** BEGIN **

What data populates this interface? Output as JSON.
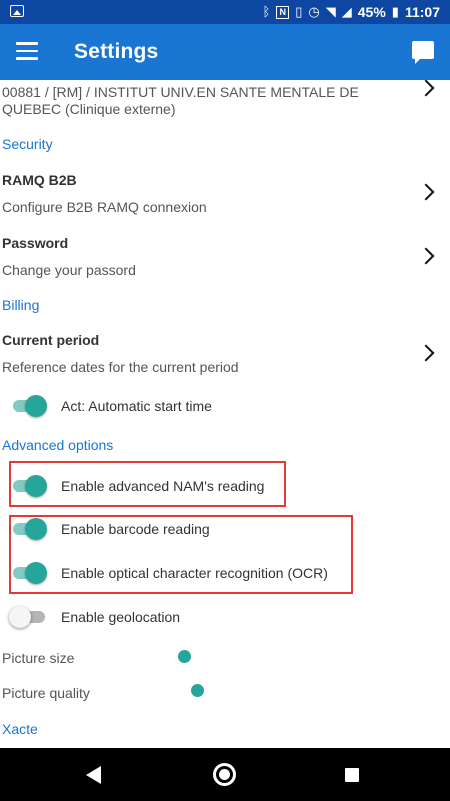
{
  "status_bar": {
    "notification_icon": "image-icon",
    "icons": [
      "bluetooth-icon",
      "nfc-icon",
      "vibrate-icon",
      "alarm-icon",
      "wifi-icon",
      "cell-signal-icon"
    ],
    "nfc_glyph": "N",
    "battery": "45%",
    "time": "11:07"
  },
  "app_bar": {
    "title": "Settings",
    "menu_icon": "hamburger-menu-icon",
    "action_icon": "chat-message-icon",
    "color": "#1976d2"
  },
  "clinic": {
    "text": "00881 / [RM] / INSTITUT UNIV.EN SANTE MENTALE DE QUEBEC (Clinique externe)"
  },
  "sections": {
    "security": "Security",
    "billing": "Billing",
    "advanced": "Advanced options",
    "xacte": "Xacte"
  },
  "security": {
    "ramq_title": "RAMQ B2B",
    "ramq_summary": "Configure B2B RAMQ connexion",
    "password_title": "Password",
    "password_summary": "Change your passord"
  },
  "billing": {
    "period_title": "Current period",
    "period_summary": "Reference dates for the current period",
    "act_label": "Act: Automatic start time",
    "act_on": true
  },
  "advanced": {
    "nam_label": "Enable advanced NAM's reading",
    "nam_on": true,
    "barcode_label": "Enable barcode reading",
    "barcode_on": true,
    "ocr_label": "Enable optical character recognition (OCR)",
    "ocr_on": true,
    "geo_label": "Enable geolocation",
    "geo_on": false,
    "picture_size_label": "Picture size",
    "picture_quality_label": "Picture quality"
  },
  "colors": {
    "accent": "#26a69a",
    "section_header": "#1976d2",
    "highlight": "#e53935"
  },
  "nav_bar": {
    "back_icon": "back-triangle-icon",
    "home_icon": "home-circle-icon",
    "recents_icon": "recents-square-icon"
  }
}
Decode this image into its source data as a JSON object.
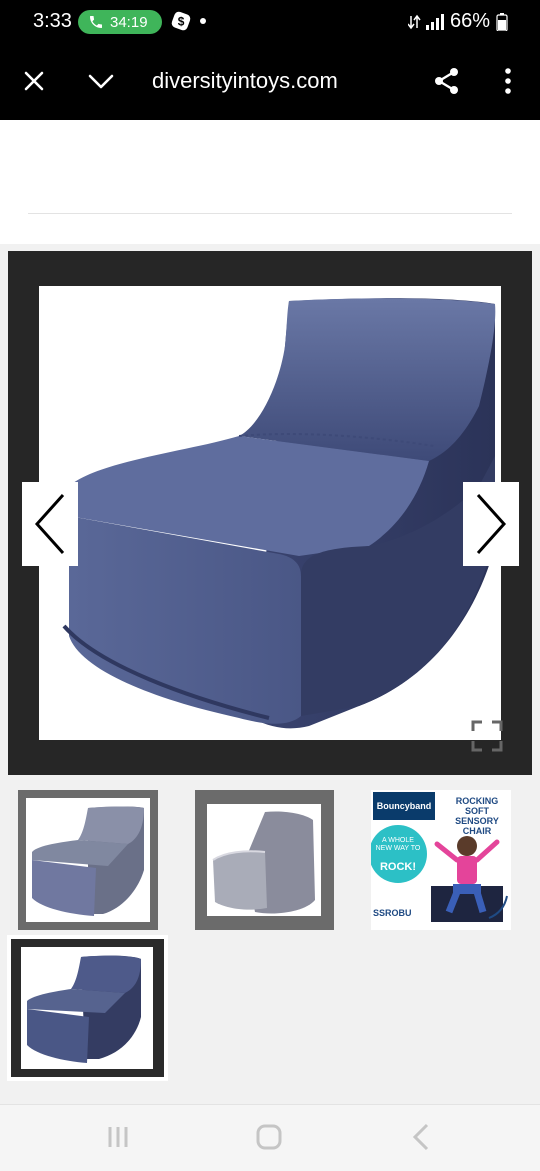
{
  "status_bar": {
    "time": "3:33",
    "call_duration": "34:19",
    "battery_percent": "66%"
  },
  "browser": {
    "url": "diversityintoys.com",
    "close_icon": "close-icon",
    "collapse_icon": "chevron-down-icon",
    "share_icon": "share-icon",
    "menu_icon": "more-vertical-icon"
  },
  "gallery": {
    "main_image_alt": "rocking chair",
    "selected_index": 4,
    "thumbnail_count": 4
  },
  "ad_thumbnail": {
    "brand": "Bouncyband",
    "title": "ROCKING SOFT SENSORY CHAIR",
    "tagline": "A WHOLE NEW WAY TO",
    "tagline_emphasis": "ROCK!",
    "sku": "SSROBU"
  },
  "colors": {
    "chair": "#4a5786",
    "accent_call": "#3fb55a",
    "ad_teal": "#2cc0c6",
    "ad_navy": "#0a3b6b"
  }
}
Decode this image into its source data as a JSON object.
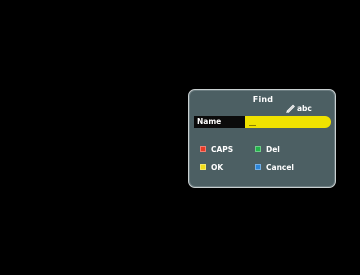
{
  "dialog": {
    "title": "Find",
    "mode": "abc",
    "name_label": "Name",
    "name_value": ""
  },
  "keys": {
    "caps": {
      "label": "CAPS",
      "color": "#e83a26"
    },
    "del": {
      "label": "Del",
      "color": "#22b34a"
    },
    "ok": {
      "label": "OK",
      "color": "#f2dd18"
    },
    "cancel": {
      "label": "Cancel",
      "color": "#2b86d9"
    }
  },
  "icons": {
    "mode": "pencil-icon"
  }
}
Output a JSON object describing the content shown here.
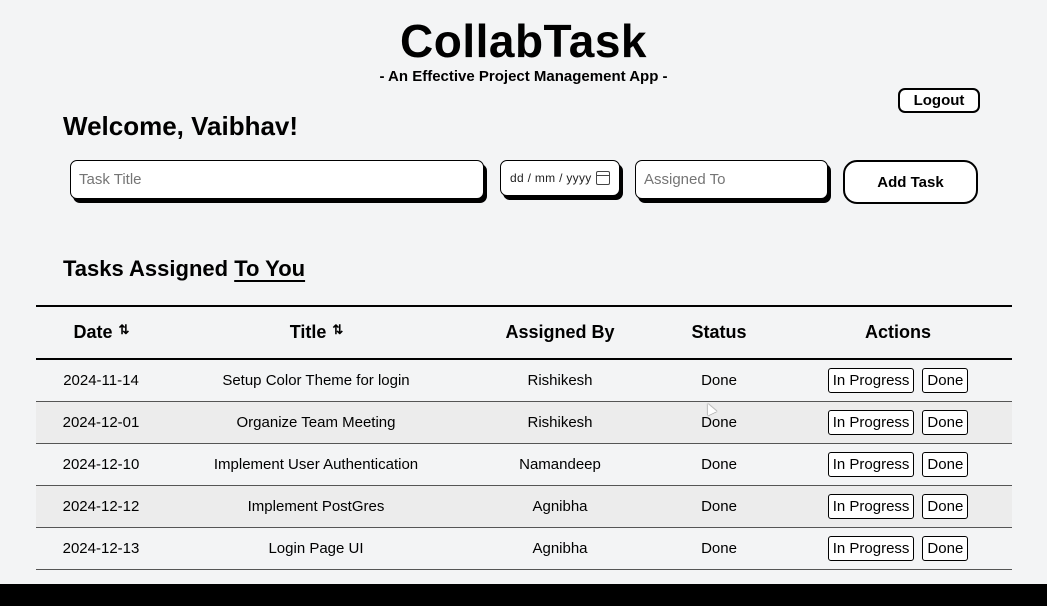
{
  "header": {
    "app_name": "CollabTask",
    "tagline": "- An Effective Project Management App -",
    "logout_label": "Logout"
  },
  "welcome_text": "Welcome, Vaibhav!",
  "form": {
    "title_placeholder": "Task Title",
    "date_placeholder": "dd / mm / yyyy",
    "assignee_placeholder": "Assigned To",
    "add_label": "Add Task"
  },
  "section": {
    "prefix": "Tasks Assigned ",
    "emphasis": "To You"
  },
  "table": {
    "headers": {
      "date": "Date",
      "title": "Title",
      "assigned_by": "Assigned By",
      "status": "Status",
      "actions": "Actions"
    },
    "sort_icon": "sort-arrows-icon",
    "sort_glyph": "⇅",
    "action_labels": {
      "in_progress": "In Progress",
      "done": "Done"
    },
    "rows": [
      {
        "date": "2024-11-14",
        "title": "Setup Color Theme for login",
        "assigned_by": "Rishikesh",
        "status": "Done"
      },
      {
        "date": "2024-12-01",
        "title": "Organize Team Meeting",
        "assigned_by": "Rishikesh",
        "status": "Done"
      },
      {
        "date": "2024-12-10",
        "title": "Implement User Authentication",
        "assigned_by": "Namandeep",
        "status": "Done"
      },
      {
        "date": "2024-12-12",
        "title": "Implement PostGres",
        "assigned_by": "Agnibha",
        "status": "Done"
      },
      {
        "date": "2024-12-13",
        "title": "Login Page UI",
        "assigned_by": "Agnibha",
        "status": "Done"
      }
    ]
  },
  "colors": {
    "background": "#f3f4f5",
    "text": "#000000",
    "stripe": "#ececec"
  }
}
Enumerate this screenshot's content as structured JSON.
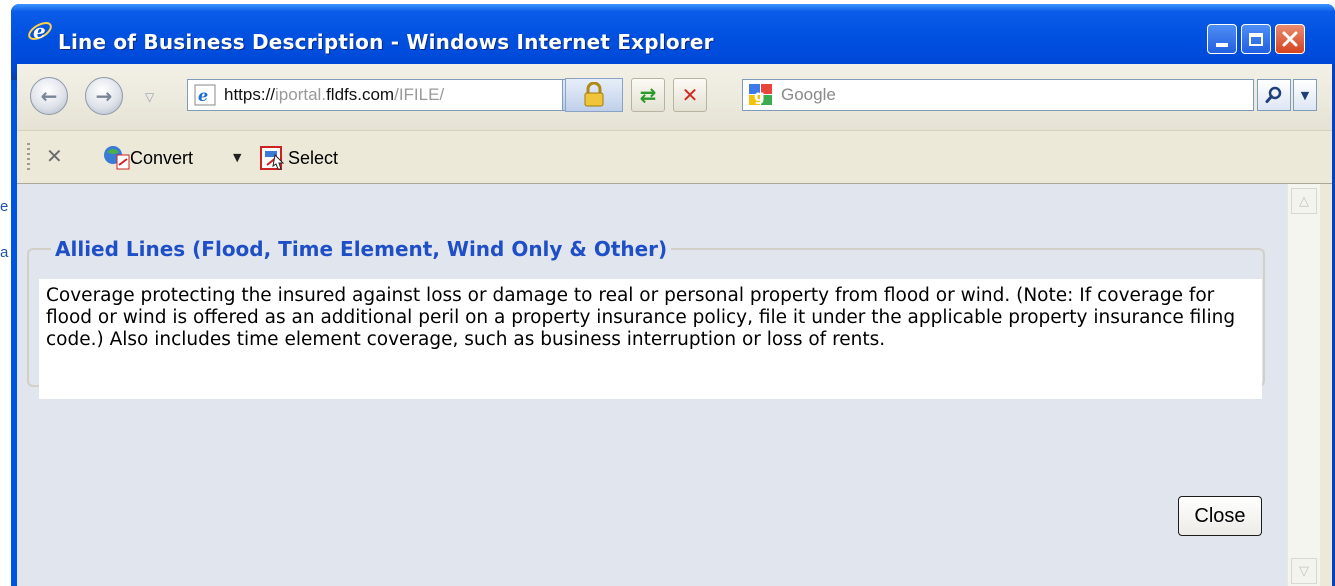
{
  "background_fragments": [
    "e",
    "a"
  ],
  "window": {
    "title": "Line of Business Description - Windows Internet Explorer",
    "controls": {
      "minimize": "minimize",
      "maximize": "maximize",
      "close": "close"
    }
  },
  "addressbar": {
    "url_scheme": "https://",
    "url_sub": "iportal.",
    "url_domain": "fldfs.com",
    "url_path": "/IFILE/",
    "search_placeholder": "Google"
  },
  "linksbar": {
    "convert_label": "Convert",
    "select_label": "Select"
  },
  "content": {
    "group_title": "Allied Lines (Flood, Time Element, Wind Only & Other)",
    "description": "Coverage protecting the insured against loss or damage to real or personal property from flood or wind. (Note: If coverage for flood or wind is offered as an additional peril on a property insurance policy, file it under the applicable property insurance filing code.) Also includes time element coverage, such as business interruption or loss of rents.",
    "close_label": "Close"
  },
  "colors": {
    "titlebar": "#0050e0",
    "legend_text": "#1f4fc6",
    "content_bg": "#e1e5ed"
  }
}
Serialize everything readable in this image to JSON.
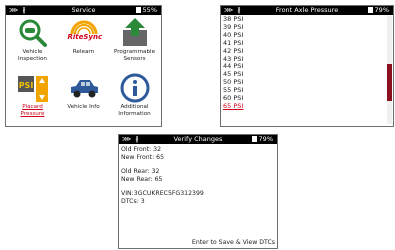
{
  "screen_a": {
    "title": "Service",
    "battery": "55%",
    "status_icons": "⋙ ∦",
    "tiles": [
      {
        "label_1": "Vehicle",
        "label_2": "Inspection",
        "icon": "magnifier-car-icon"
      },
      {
        "label_1": "Relearn",
        "label_2": "",
        "icon": "ritesync-relearn-icon",
        "brand": "RiteSync"
      },
      {
        "label_1": "Programmable",
        "label_2": "Sensors",
        "icon": "program-sensor-icon"
      },
      {
        "label_1": "Placard",
        "label_2": "Pressure",
        "icon": "psi-placard-icon"
      },
      {
        "label_1": "Vehicle Info",
        "label_2": "",
        "icon": "car-icon"
      },
      {
        "label_1": "Additional",
        "label_2": "Information",
        "icon": "info-icon"
      }
    ]
  },
  "screen_b": {
    "title": "Front Axle Pressure",
    "battery": "79%",
    "status_icons": "⋙ ∦",
    "items": [
      "38 PSI",
      "39 PSI",
      "40 PSI",
      "41 PSI",
      "42 PSI",
      "43 PSI",
      "44 PSI",
      "45 PSI",
      "50 PSI",
      "55 PSI",
      "60 PSI",
      "65 PSI"
    ],
    "selected_index": 11,
    "scroll_position": 0.55
  },
  "screen_c": {
    "title": "Verify Changes",
    "battery": "79%",
    "status_icons": "⋙ ∦",
    "old_front": "Old Front: 32",
    "new_front": "New Front: 65",
    "old_rear": "Old Rear: 32",
    "new_rear": "New Rear: 65",
    "vin": "VIN:3GCUKREC5FG312399",
    "dtcs": "DTCs: 3",
    "footer": "Enter to Save & View DTCs"
  }
}
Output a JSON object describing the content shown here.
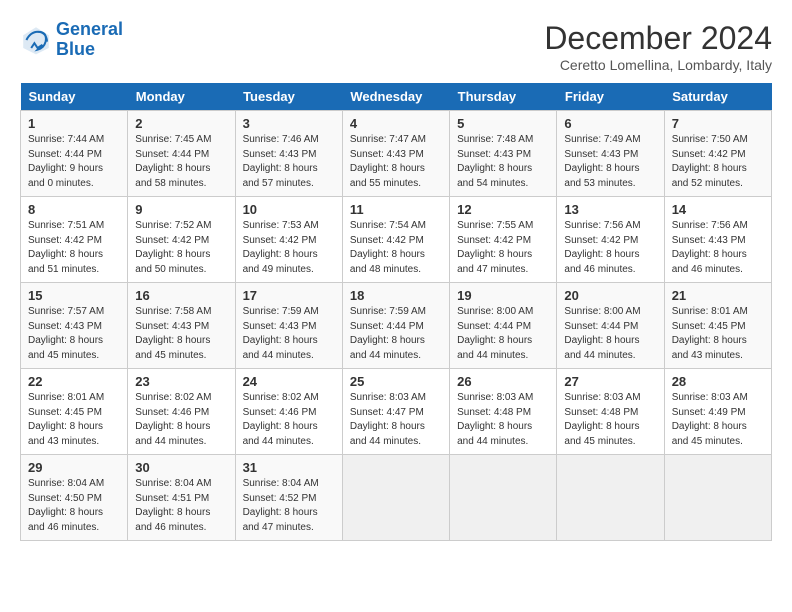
{
  "logo": {
    "line1": "General",
    "line2": "Blue"
  },
  "title": "December 2024",
  "subtitle": "Ceretto Lomellina, Lombardy, Italy",
  "weekdays": [
    "Sunday",
    "Monday",
    "Tuesday",
    "Wednesday",
    "Thursday",
    "Friday",
    "Saturday"
  ],
  "weeks": [
    [
      {
        "day": "1",
        "sunrise": "7:44 AM",
        "sunset": "4:44 PM",
        "daylight": "9 hours and 0 minutes."
      },
      {
        "day": "2",
        "sunrise": "7:45 AM",
        "sunset": "4:44 PM",
        "daylight": "8 hours and 58 minutes."
      },
      {
        "day": "3",
        "sunrise": "7:46 AM",
        "sunset": "4:43 PM",
        "daylight": "8 hours and 57 minutes."
      },
      {
        "day": "4",
        "sunrise": "7:47 AM",
        "sunset": "4:43 PM",
        "daylight": "8 hours and 55 minutes."
      },
      {
        "day": "5",
        "sunrise": "7:48 AM",
        "sunset": "4:43 PM",
        "daylight": "8 hours and 54 minutes."
      },
      {
        "day": "6",
        "sunrise": "7:49 AM",
        "sunset": "4:43 PM",
        "daylight": "8 hours and 53 minutes."
      },
      {
        "day": "7",
        "sunrise": "7:50 AM",
        "sunset": "4:42 PM",
        "daylight": "8 hours and 52 minutes."
      }
    ],
    [
      {
        "day": "8",
        "sunrise": "7:51 AM",
        "sunset": "4:42 PM",
        "daylight": "8 hours and 51 minutes."
      },
      {
        "day": "9",
        "sunrise": "7:52 AM",
        "sunset": "4:42 PM",
        "daylight": "8 hours and 50 minutes."
      },
      {
        "day": "10",
        "sunrise": "7:53 AM",
        "sunset": "4:42 PM",
        "daylight": "8 hours and 49 minutes."
      },
      {
        "day": "11",
        "sunrise": "7:54 AM",
        "sunset": "4:42 PM",
        "daylight": "8 hours and 48 minutes."
      },
      {
        "day": "12",
        "sunrise": "7:55 AM",
        "sunset": "4:42 PM",
        "daylight": "8 hours and 47 minutes."
      },
      {
        "day": "13",
        "sunrise": "7:56 AM",
        "sunset": "4:42 PM",
        "daylight": "8 hours and 46 minutes."
      },
      {
        "day": "14",
        "sunrise": "7:56 AM",
        "sunset": "4:43 PM",
        "daylight": "8 hours and 46 minutes."
      }
    ],
    [
      {
        "day": "15",
        "sunrise": "7:57 AM",
        "sunset": "4:43 PM",
        "daylight": "8 hours and 45 minutes."
      },
      {
        "day": "16",
        "sunrise": "7:58 AM",
        "sunset": "4:43 PM",
        "daylight": "8 hours and 45 minutes."
      },
      {
        "day": "17",
        "sunrise": "7:59 AM",
        "sunset": "4:43 PM",
        "daylight": "8 hours and 44 minutes."
      },
      {
        "day": "18",
        "sunrise": "7:59 AM",
        "sunset": "4:44 PM",
        "daylight": "8 hours and 44 minutes."
      },
      {
        "day": "19",
        "sunrise": "8:00 AM",
        "sunset": "4:44 PM",
        "daylight": "8 hours and 44 minutes."
      },
      {
        "day": "20",
        "sunrise": "8:00 AM",
        "sunset": "4:44 PM",
        "daylight": "8 hours and 44 minutes."
      },
      {
        "day": "21",
        "sunrise": "8:01 AM",
        "sunset": "4:45 PM",
        "daylight": "8 hours and 43 minutes."
      }
    ],
    [
      {
        "day": "22",
        "sunrise": "8:01 AM",
        "sunset": "4:45 PM",
        "daylight": "8 hours and 43 minutes."
      },
      {
        "day": "23",
        "sunrise": "8:02 AM",
        "sunset": "4:46 PM",
        "daylight": "8 hours and 44 minutes."
      },
      {
        "day": "24",
        "sunrise": "8:02 AM",
        "sunset": "4:46 PM",
        "daylight": "8 hours and 44 minutes."
      },
      {
        "day": "25",
        "sunrise": "8:03 AM",
        "sunset": "4:47 PM",
        "daylight": "8 hours and 44 minutes."
      },
      {
        "day": "26",
        "sunrise": "8:03 AM",
        "sunset": "4:48 PM",
        "daylight": "8 hours and 44 minutes."
      },
      {
        "day": "27",
        "sunrise": "8:03 AM",
        "sunset": "4:48 PM",
        "daylight": "8 hours and 45 minutes."
      },
      {
        "day": "28",
        "sunrise": "8:03 AM",
        "sunset": "4:49 PM",
        "daylight": "8 hours and 45 minutes."
      }
    ],
    [
      {
        "day": "29",
        "sunrise": "8:04 AM",
        "sunset": "4:50 PM",
        "daylight": "8 hours and 46 minutes."
      },
      {
        "day": "30",
        "sunrise": "8:04 AM",
        "sunset": "4:51 PM",
        "daylight": "8 hours and 46 minutes."
      },
      {
        "day": "31",
        "sunrise": "8:04 AM",
        "sunset": "4:52 PM",
        "daylight": "8 hours and 47 minutes."
      },
      null,
      null,
      null,
      null
    ]
  ]
}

** END **

## WHAT IS ASKED
Extract each line from the listing that holds the word "Rear".

## TASK SOLUTION
    "old_rear": "Old Rear: 32",
    "new_rear": "New Rear: 65",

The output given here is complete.